Look through the records below and collect all lines that hold the string "Inflation".

#### SUPPLIED RECORDS
========
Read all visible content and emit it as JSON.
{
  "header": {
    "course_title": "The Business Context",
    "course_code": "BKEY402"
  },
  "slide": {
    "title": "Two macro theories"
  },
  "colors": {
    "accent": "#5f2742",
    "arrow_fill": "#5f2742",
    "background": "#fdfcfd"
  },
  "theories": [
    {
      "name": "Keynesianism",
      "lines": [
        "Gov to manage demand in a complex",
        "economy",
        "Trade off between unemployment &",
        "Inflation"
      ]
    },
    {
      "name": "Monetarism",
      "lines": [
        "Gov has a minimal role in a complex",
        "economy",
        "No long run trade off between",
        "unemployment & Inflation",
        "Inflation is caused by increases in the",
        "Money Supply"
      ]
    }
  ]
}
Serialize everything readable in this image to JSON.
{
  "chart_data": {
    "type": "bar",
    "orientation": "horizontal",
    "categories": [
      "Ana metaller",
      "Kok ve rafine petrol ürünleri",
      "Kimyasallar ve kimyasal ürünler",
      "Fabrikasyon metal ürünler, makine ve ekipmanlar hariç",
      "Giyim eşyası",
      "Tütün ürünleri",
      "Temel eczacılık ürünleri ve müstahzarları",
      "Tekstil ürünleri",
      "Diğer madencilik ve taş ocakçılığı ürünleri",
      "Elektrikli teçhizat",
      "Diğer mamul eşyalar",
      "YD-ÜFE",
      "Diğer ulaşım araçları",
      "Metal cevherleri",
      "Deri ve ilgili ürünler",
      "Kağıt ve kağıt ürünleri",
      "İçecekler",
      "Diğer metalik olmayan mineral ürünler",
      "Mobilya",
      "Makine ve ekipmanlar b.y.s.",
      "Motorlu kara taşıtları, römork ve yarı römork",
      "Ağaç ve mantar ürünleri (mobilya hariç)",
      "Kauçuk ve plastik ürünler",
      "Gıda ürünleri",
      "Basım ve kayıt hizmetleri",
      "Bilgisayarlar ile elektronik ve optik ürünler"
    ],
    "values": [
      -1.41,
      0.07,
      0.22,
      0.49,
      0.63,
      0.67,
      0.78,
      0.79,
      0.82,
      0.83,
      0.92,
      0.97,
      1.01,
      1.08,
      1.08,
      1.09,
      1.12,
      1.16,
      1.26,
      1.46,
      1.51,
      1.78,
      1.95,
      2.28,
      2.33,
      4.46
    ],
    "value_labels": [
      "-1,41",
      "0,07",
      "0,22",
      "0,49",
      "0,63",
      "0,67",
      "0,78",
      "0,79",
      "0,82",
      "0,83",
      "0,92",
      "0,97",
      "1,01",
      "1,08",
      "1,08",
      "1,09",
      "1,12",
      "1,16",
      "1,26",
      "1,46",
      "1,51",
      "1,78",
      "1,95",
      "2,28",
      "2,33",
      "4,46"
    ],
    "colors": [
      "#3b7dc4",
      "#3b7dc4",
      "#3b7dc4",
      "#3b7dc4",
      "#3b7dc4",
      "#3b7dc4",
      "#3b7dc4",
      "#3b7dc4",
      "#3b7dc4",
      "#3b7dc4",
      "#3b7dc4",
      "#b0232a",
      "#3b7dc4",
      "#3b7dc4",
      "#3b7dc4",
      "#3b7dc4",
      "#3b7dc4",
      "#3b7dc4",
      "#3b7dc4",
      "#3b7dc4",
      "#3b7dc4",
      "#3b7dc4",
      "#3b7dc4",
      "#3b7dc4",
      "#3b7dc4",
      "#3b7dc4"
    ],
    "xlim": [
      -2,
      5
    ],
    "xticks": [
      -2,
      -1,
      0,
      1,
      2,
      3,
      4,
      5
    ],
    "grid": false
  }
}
========
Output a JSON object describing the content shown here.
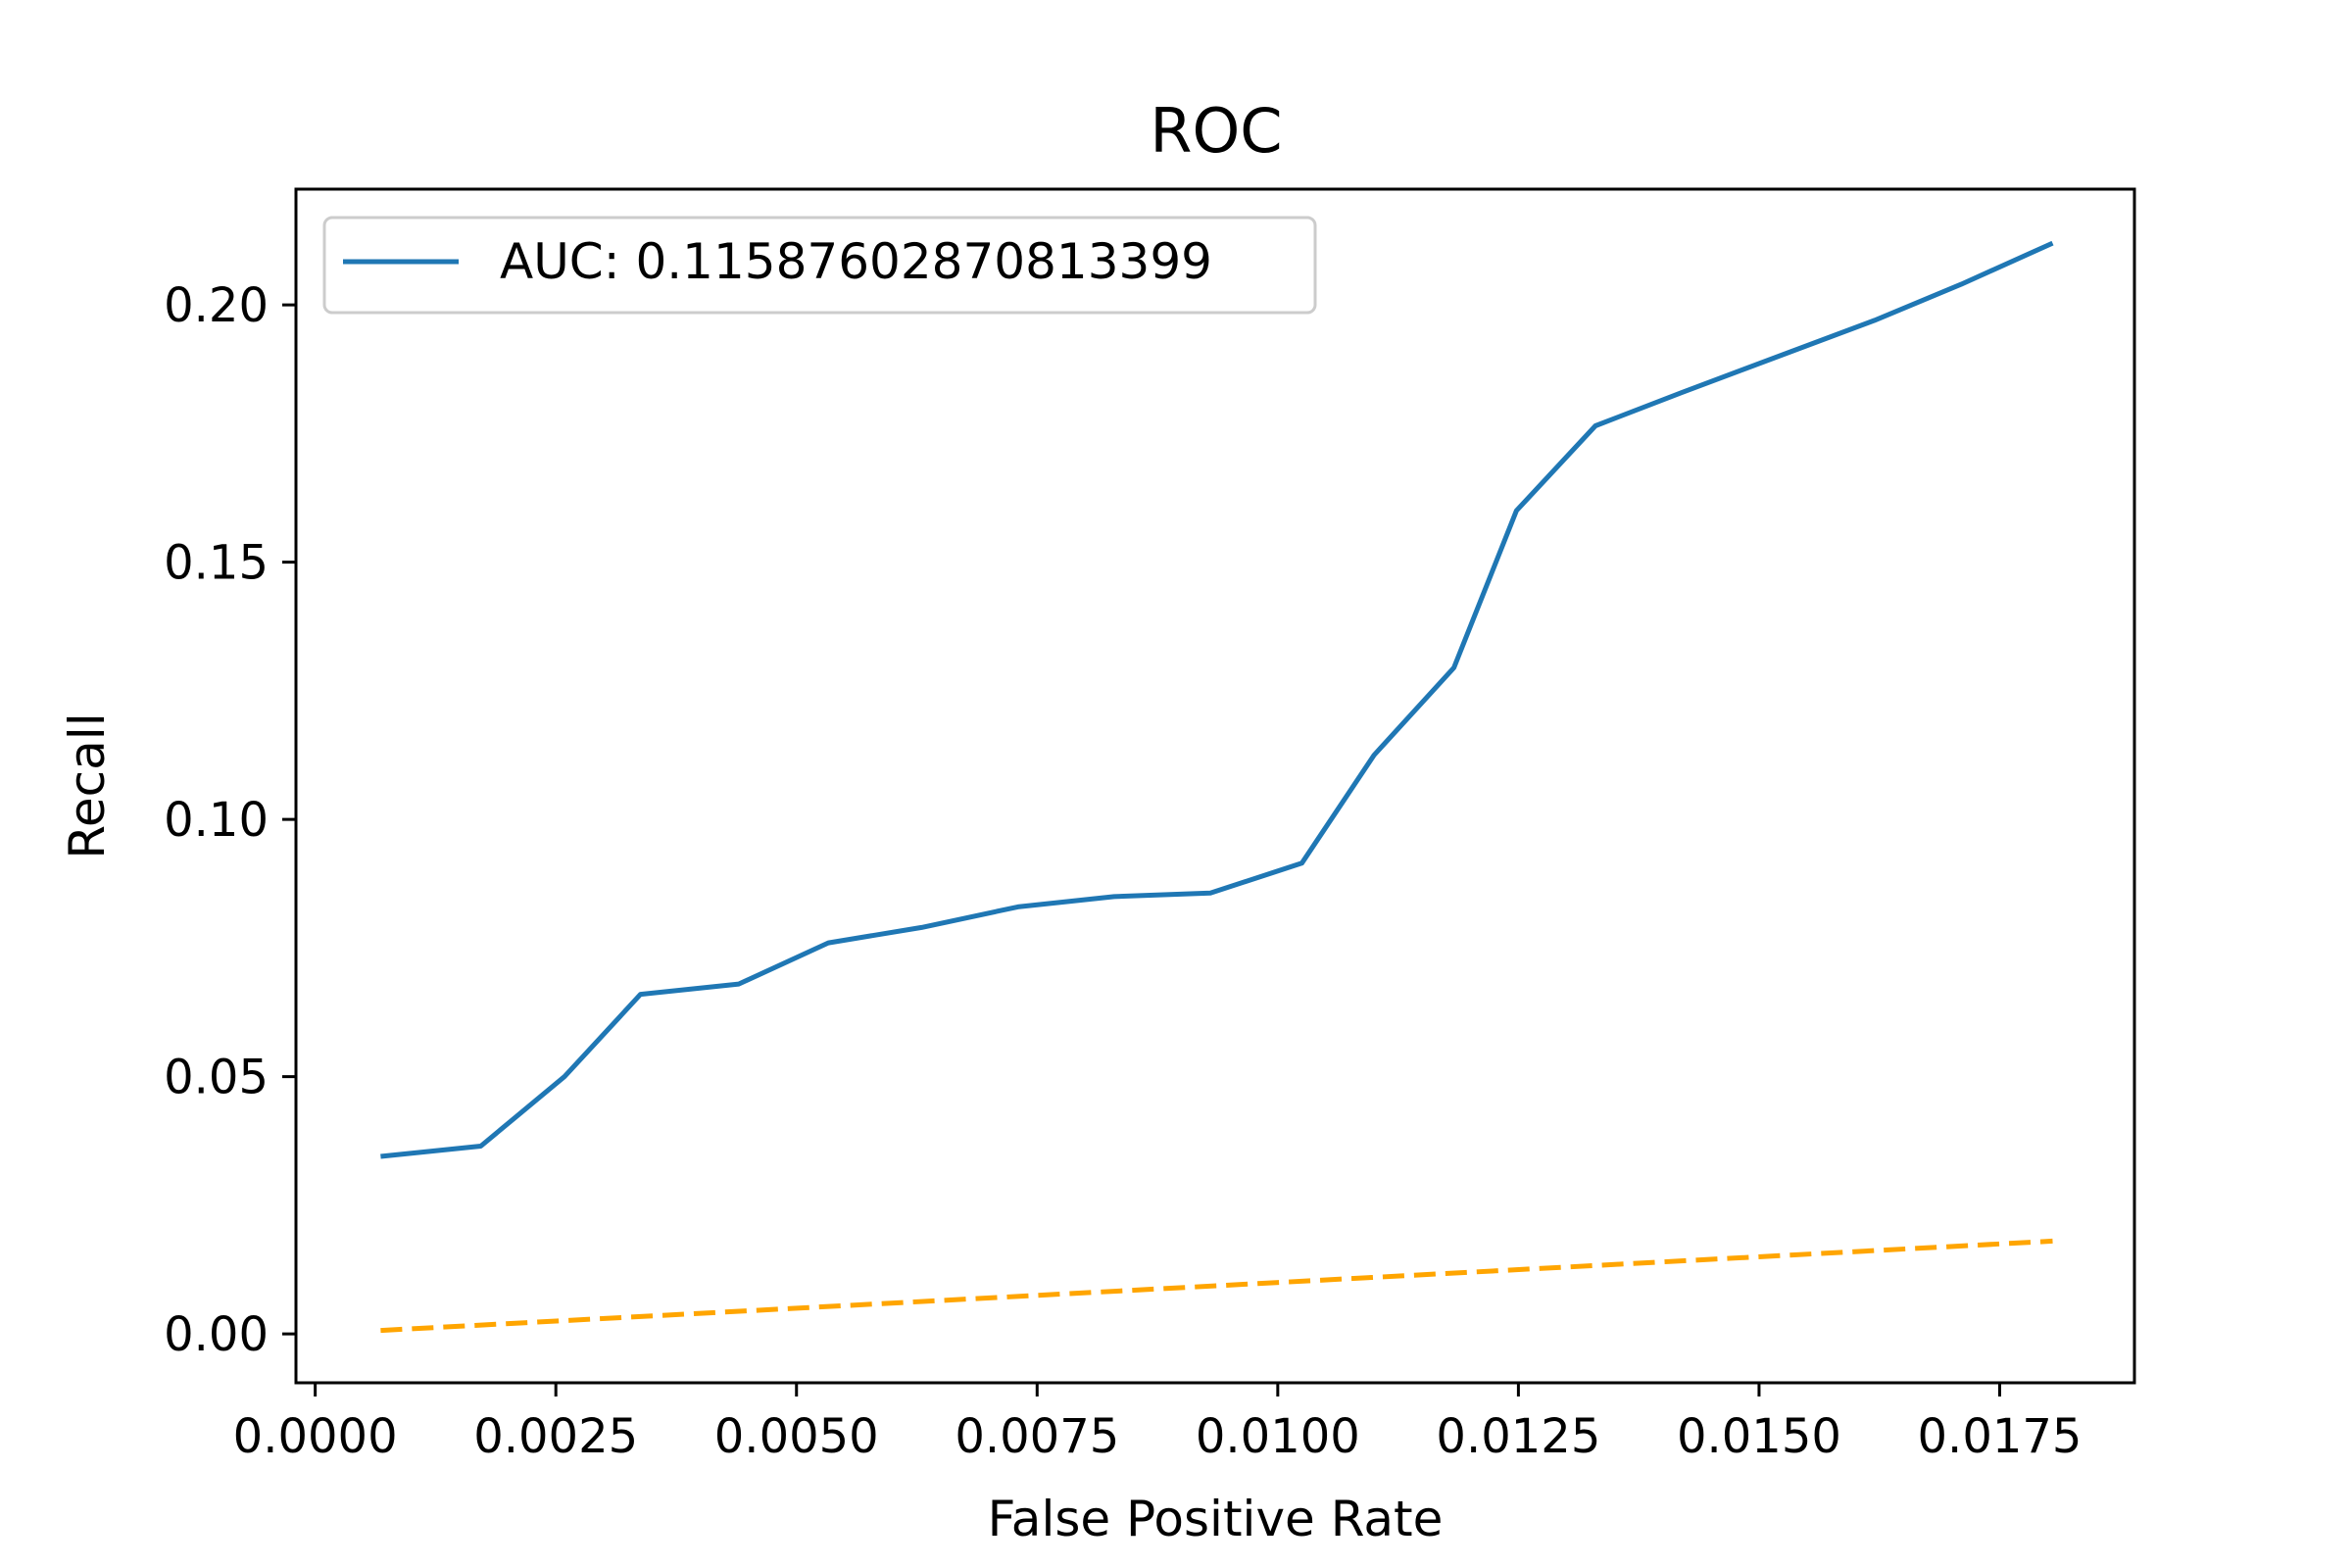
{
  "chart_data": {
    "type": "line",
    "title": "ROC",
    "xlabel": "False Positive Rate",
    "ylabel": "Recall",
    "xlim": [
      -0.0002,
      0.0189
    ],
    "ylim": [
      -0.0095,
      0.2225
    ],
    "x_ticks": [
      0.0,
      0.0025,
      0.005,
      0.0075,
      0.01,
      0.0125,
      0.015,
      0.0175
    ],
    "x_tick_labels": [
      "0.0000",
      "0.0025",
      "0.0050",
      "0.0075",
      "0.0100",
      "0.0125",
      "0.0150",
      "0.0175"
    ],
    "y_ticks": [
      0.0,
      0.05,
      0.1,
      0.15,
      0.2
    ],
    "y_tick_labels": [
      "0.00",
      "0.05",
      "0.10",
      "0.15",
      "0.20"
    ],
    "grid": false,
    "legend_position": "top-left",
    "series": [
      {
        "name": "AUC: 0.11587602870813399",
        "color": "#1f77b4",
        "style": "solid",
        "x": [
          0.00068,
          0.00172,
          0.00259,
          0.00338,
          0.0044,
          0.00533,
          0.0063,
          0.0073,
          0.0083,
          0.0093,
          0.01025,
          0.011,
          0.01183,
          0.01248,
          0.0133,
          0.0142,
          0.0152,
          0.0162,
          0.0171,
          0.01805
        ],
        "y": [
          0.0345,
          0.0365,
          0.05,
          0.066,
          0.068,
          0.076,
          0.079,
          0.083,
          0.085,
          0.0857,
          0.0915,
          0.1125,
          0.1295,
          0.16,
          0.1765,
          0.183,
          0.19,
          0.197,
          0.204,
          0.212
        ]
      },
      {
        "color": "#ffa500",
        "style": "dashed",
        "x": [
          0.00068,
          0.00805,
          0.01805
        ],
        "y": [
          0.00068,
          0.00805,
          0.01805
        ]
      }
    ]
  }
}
========
#### SOLUTION
        "Inflation"
        "unemployment & Inflation",
        "Inflation is caused by increases in the",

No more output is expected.